Extracted data:
============================================================
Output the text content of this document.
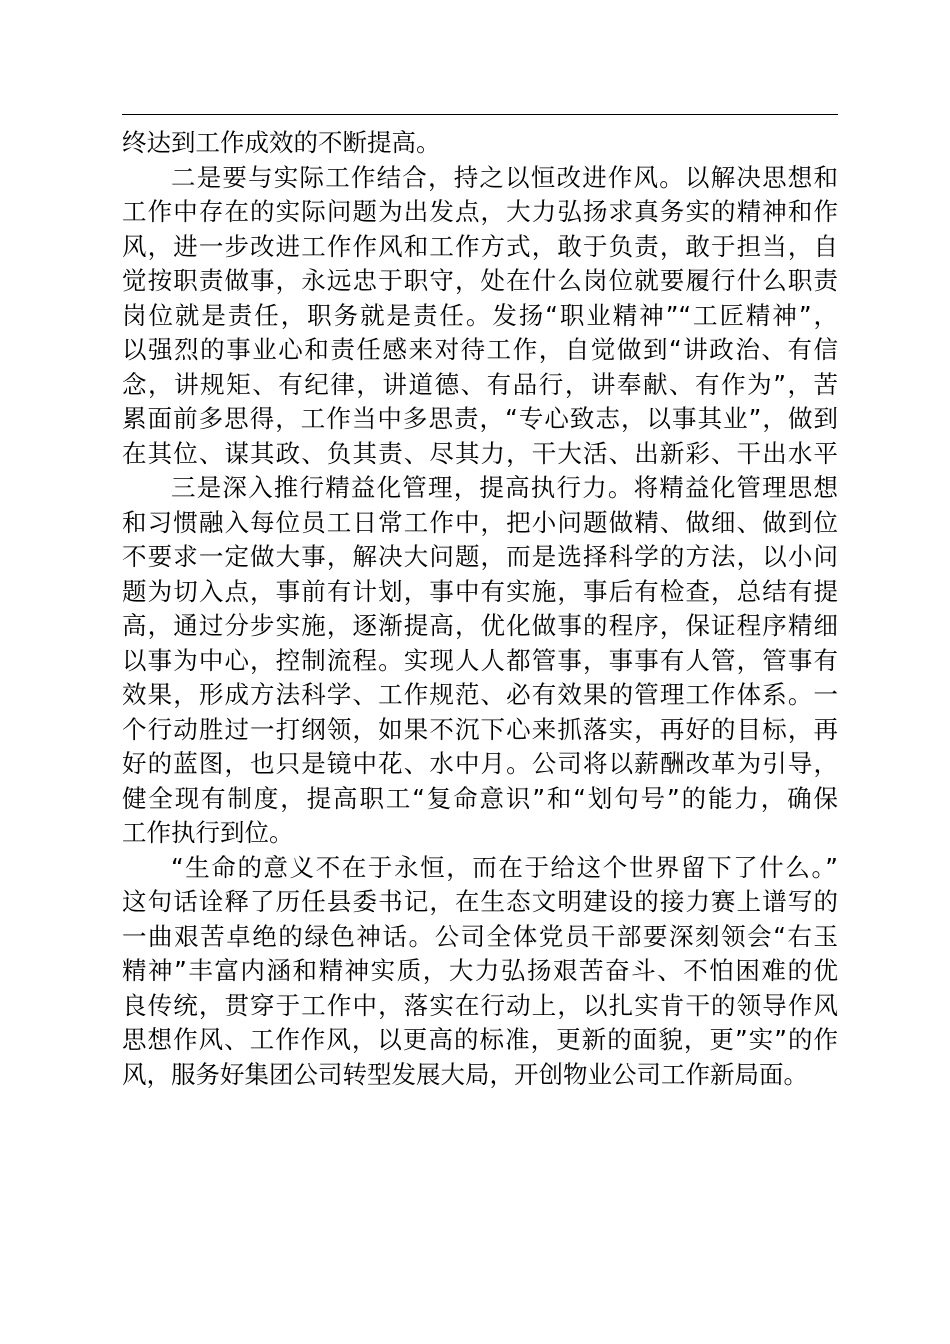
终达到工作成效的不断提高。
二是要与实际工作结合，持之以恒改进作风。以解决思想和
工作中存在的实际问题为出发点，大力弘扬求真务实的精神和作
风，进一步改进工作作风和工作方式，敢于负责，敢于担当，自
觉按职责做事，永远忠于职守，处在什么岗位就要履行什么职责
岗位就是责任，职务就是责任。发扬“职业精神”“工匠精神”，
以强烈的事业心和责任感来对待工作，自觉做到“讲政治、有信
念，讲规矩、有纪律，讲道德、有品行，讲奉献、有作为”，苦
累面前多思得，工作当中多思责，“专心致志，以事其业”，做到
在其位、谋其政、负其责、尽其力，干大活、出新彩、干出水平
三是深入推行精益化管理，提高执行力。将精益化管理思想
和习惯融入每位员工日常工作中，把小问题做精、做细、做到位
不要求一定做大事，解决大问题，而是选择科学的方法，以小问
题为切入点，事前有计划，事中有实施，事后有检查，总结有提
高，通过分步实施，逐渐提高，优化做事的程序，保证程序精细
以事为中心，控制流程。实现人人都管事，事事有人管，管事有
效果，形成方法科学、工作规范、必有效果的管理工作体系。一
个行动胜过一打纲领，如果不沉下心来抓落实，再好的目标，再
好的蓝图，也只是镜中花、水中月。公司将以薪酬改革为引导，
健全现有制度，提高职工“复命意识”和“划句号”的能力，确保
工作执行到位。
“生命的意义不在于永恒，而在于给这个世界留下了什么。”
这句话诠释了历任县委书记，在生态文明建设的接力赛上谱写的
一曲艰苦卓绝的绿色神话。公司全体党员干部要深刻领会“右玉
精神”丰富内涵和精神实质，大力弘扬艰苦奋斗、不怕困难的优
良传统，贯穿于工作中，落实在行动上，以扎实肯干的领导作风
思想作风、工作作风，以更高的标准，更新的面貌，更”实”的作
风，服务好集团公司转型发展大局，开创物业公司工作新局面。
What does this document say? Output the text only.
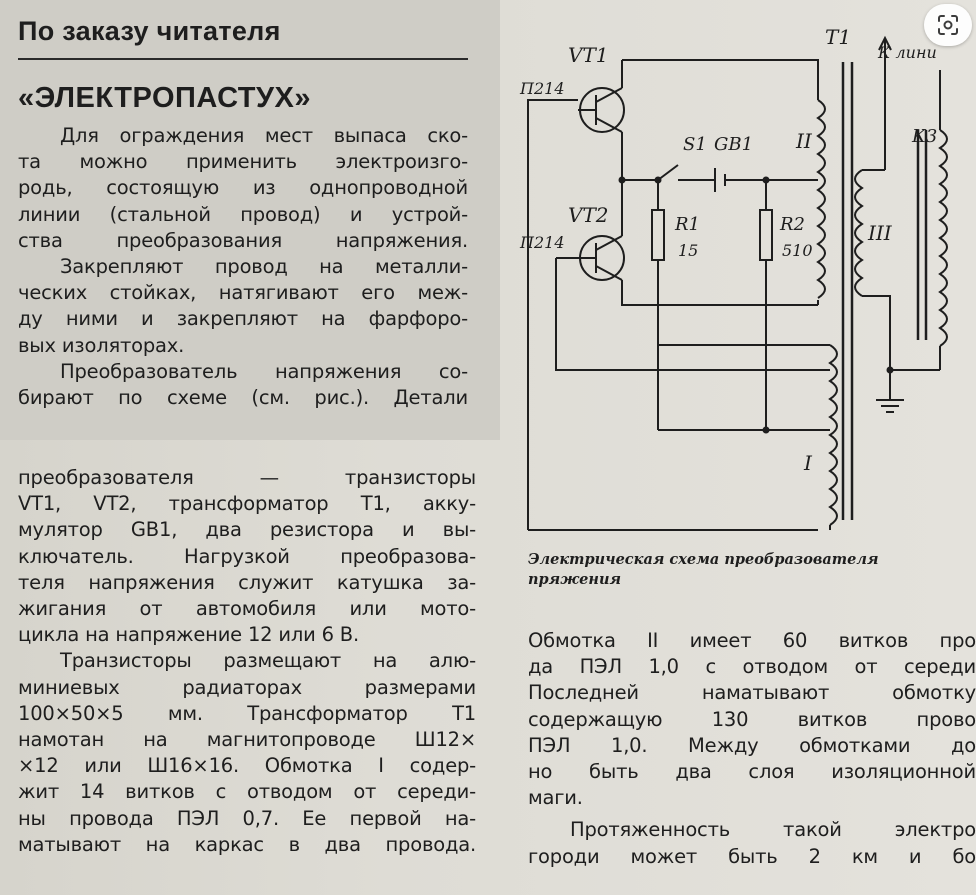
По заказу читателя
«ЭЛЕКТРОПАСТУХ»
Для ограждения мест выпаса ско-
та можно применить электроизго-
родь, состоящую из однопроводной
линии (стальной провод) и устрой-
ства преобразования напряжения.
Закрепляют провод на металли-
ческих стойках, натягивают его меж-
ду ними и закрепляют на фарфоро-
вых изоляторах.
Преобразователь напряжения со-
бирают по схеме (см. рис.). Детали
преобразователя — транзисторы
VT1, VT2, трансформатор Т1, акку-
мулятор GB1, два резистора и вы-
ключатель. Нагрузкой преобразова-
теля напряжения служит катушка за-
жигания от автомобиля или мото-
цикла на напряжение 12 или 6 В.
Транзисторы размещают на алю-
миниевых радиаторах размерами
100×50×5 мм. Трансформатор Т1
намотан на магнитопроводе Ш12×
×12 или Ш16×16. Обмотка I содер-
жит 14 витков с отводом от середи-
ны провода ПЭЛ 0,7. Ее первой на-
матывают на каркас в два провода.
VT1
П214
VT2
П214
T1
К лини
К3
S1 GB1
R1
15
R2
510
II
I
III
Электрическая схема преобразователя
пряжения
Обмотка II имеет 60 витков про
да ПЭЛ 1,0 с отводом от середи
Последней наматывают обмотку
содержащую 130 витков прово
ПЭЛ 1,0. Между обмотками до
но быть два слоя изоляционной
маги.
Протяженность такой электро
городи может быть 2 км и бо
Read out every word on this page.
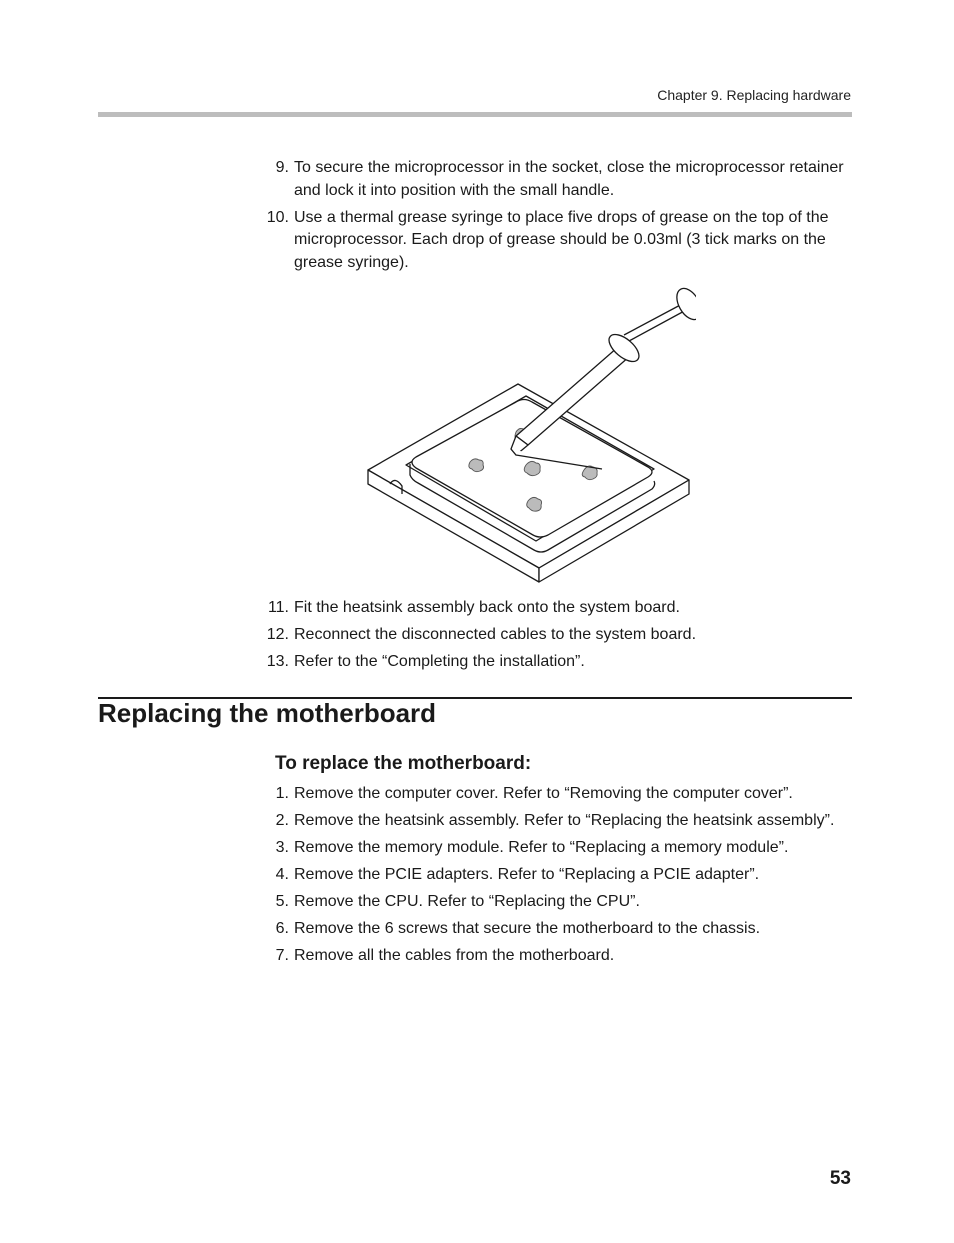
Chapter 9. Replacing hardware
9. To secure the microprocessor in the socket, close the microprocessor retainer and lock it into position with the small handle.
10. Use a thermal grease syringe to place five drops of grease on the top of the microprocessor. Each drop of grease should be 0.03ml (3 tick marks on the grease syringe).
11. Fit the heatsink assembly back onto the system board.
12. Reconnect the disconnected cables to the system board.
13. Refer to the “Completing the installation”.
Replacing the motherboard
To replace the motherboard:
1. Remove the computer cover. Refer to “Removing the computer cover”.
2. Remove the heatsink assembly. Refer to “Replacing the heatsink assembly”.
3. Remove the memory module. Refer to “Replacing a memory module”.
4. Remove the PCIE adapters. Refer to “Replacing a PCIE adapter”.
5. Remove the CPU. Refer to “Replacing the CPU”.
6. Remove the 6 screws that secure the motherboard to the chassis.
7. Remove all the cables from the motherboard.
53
============================================================
Output every entry verbatim. Pictures do not belong in the copy.

Complete output:
Output the text content of this document.
终达到工作成效的不断提高。
二是要与实际工作结合，持之以恒改进作风。以解决思想和
工作中存在的实际问题为出发点，大力弘扬求真务实的精神和作
风，进一步改进工作作风和工作方式，敢于负责，敢于担当，自
觉按职责做事，永远忠于职守，处在什么岗位就要履行什么职责
岗位就是责任，职务就是责任。发扬“职业精神”“工匠精神”，
以强烈的事业心和责任感来对待工作，自觉做到“讲政治、有信
念，讲规矩、有纪律，讲道德、有品行，讲奉献、有作为”，苦
累面前多思得，工作当中多思责，“专心致志，以事其业”，做到
在其位、谋其政、负其责、尽其力，干大活、出新彩、干出水平
三是深入推行精益化管理，提高执行力。将精益化管理思想
和习惯融入每位员工日常工作中，把小问题做精、做细、做到位
不要求一定做大事，解决大问题，而是选择科学的方法，以小问
题为切入点，事前有计划，事中有实施，事后有检查，总结有提
高，通过分步实施，逐渐提高，优化做事的程序，保证程序精细
以事为中心，控制流程。实现人人都管事，事事有人管，管事有
效果，形成方法科学、工作规范、必有效果的管理工作体系。一
个行动胜过一打纲领，如果不沉下心来抓落实，再好的目标，再
好的蓝图，也只是镜中花、水中月。公司将以薪酬改革为引导，
健全现有制度，提高职工“复命意识”和“划句号”的能力，确保
工作执行到位。
“生命的意义不在于永恒，而在于给这个世界留下了什么。”
这句话诠释了历任县委书记，在生态文明建设的接力赛上谱写的
一曲艰苦卓绝的绿色神话。公司全体党员干部要深刻领会“右玉
精神”丰富内涵和精神实质，大力弘扬艰苦奋斗、不怕困难的优
良传统，贯穿于工作中，落实在行动上，以扎实肯干的领导作风
思想作风、工作作风，以更高的标准，更新的面貌，更”实”的作
风，服务好集团公司转型发展大局，开创物业公司工作新局面。
What does this document say? Output the text only.
По заказу читателя
«ЭЛЕКТРОПАСТУХ»
Для ограждения мест выпаса ско-
та можно применить электроизго-
родь, состоящую из однопроводной
линии (стальной провод) и устрой-
ства преобразования напряжения.
Закрепляют провод на металли-
ческих стойках, натягивают его меж-
ду ними и закрепляют на фарфоро-
вых изоляторах.
Преобразователь напряжения со-
бирают по схеме (см. рис.). Детали
преобразователя — транзисторы
VT1, VT2, трансформатор Т1, акку-
мулятор GB1, два резистора и вы-
ключатель. Нагрузкой преобразова-
теля напряжения служит катушка за-
жигания от автомобиля или мото-
цикла на напряжение 12 или 6 В.
Транзисторы размещают на алю-
миниевых радиаторах размерами
100×50×5 мм. Трансформатор Т1
намотан на магнитопроводе Ш12×
×12 или Ш16×16. Обмотка I содер-
жит 14 витков с отводом от середи-
ны провода ПЭЛ 0,7. Ее первой на-
матывают на каркас в два провода.
VT1
П214
VT2
П214
T1
К лини
К3
S1 GB1
R1
15
R2
510
II
I
III
Электрическая схема преобразователя
пряжения
Обмотка II имеет 60 витков про
да ПЭЛ 1,0 с отводом от середи
Последней наматывают обмотку
содержащую 130 витков прово
ПЭЛ 1,0. Между обмотками до
но быть два слоя изоляционной
маги.
Протяженность такой электро
городи может быть 2 км и бо
Read out every word on this page.
Chapter 9. Replacing hardware
9. To secure the microprocessor in the socket, close the microprocessor retainer and lock it into position with the small handle.
10. Use a thermal grease syringe to place five drops of grease on the top of the microprocessor. Each drop of grease should be 0.03ml (3 tick marks on the grease syringe).
11. Fit the heatsink assembly back onto the system board.
12. Reconnect the disconnected cables to the system board.
13. Refer to the “Completing the installation”.
Replacing the motherboard
To replace the motherboard:
1. Remove the computer cover. Refer to “Removing the computer cover”.
2. Remove the heatsink assembly. Refer to “Replacing the heatsink assembly”.
3. Remove the memory module. Refer to “Replacing a memory module”.
4. Remove the PCIE adapters. Refer to “Replacing a PCIE adapter”.
5. Remove the CPU. Refer to “Replacing the CPU”.
6. Remove the 6 screws that secure the motherboard to the chassis.
7. Remove all the cables from the motherboard.
53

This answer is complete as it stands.